**Exercise brief**
Filter these entries, keeping only lines that hold the word "based".

——

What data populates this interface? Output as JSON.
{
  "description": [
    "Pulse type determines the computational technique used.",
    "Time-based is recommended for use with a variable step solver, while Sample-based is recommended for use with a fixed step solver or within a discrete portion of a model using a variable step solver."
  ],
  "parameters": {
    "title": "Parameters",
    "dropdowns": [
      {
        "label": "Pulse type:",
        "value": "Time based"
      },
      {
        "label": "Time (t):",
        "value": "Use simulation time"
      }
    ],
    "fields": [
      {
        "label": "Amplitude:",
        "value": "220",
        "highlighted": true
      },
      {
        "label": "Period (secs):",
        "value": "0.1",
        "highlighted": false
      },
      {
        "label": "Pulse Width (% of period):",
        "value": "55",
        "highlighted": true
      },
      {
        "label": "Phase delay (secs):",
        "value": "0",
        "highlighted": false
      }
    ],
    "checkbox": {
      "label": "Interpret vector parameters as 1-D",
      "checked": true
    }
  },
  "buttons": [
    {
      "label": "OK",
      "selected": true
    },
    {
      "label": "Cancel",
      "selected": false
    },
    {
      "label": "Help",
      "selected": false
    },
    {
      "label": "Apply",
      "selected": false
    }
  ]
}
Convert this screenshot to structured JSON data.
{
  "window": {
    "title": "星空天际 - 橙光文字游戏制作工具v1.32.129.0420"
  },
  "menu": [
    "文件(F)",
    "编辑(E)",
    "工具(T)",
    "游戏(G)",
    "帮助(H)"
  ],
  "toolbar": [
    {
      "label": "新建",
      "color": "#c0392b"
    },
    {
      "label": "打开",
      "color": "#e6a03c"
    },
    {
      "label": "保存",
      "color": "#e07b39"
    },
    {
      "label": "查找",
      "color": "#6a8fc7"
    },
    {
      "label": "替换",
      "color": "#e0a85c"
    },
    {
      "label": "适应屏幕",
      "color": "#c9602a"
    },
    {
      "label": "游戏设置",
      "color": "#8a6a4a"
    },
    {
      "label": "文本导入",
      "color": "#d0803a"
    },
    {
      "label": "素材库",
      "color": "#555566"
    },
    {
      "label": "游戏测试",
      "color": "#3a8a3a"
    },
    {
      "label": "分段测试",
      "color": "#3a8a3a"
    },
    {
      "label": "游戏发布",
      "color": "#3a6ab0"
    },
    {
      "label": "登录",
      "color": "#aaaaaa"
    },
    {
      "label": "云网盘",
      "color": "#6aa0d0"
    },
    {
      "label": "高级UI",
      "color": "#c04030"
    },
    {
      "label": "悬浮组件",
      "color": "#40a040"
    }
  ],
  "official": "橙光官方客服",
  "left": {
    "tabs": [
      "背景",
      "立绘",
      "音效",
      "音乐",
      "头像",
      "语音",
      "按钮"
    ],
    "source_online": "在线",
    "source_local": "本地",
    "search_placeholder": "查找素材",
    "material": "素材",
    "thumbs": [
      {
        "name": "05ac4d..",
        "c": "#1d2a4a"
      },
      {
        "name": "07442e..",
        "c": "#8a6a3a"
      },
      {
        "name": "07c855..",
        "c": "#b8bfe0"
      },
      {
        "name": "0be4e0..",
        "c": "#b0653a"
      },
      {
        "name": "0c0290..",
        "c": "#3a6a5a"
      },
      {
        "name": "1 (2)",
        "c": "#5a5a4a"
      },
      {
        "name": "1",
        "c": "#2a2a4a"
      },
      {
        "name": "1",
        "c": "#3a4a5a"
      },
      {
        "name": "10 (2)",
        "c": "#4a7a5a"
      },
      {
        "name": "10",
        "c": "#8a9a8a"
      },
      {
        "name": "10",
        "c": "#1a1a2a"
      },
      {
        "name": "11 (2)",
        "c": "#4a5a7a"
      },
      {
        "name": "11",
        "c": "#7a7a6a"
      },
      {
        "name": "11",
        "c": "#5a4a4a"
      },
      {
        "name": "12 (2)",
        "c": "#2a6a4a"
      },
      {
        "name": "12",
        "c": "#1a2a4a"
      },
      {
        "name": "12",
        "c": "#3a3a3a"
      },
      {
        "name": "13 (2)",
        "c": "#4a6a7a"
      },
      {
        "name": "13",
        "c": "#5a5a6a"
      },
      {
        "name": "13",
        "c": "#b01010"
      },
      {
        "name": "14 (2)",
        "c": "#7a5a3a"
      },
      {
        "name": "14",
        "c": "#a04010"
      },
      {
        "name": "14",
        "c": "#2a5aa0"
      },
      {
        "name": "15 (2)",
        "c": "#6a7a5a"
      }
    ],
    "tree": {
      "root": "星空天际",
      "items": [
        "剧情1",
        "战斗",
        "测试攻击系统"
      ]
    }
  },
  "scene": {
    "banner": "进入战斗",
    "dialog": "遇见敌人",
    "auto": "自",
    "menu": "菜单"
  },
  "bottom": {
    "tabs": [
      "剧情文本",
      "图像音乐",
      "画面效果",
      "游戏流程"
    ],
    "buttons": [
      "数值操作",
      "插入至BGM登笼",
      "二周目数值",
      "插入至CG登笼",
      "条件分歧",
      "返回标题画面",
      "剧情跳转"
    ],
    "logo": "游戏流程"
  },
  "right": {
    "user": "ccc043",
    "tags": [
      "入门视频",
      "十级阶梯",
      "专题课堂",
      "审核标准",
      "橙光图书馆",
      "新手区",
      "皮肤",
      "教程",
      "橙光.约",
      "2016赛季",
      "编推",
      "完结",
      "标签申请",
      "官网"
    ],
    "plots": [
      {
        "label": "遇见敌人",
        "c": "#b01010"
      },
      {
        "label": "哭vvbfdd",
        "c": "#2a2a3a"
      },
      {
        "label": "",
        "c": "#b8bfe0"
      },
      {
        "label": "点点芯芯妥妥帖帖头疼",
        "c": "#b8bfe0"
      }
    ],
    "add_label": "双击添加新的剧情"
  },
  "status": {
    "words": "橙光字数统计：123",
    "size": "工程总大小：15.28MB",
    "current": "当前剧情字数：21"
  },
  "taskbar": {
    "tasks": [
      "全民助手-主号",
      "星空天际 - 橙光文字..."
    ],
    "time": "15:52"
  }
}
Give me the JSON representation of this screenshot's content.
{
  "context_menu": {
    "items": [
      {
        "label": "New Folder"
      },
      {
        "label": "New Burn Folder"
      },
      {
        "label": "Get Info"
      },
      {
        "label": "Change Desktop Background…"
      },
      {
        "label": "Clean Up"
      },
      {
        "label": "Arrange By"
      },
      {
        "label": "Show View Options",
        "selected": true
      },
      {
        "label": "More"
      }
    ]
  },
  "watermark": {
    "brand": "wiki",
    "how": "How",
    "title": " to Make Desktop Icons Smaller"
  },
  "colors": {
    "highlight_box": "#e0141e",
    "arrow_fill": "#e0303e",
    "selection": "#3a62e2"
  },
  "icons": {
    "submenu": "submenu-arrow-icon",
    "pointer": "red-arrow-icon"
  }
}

——

**Correct output**
    "Time-based is recommended for use with a variable step solver, while Sample-based is recommended for use with a fixed step solver or within a discrete portion of a model using a variable step solver."
        "value": "Time based"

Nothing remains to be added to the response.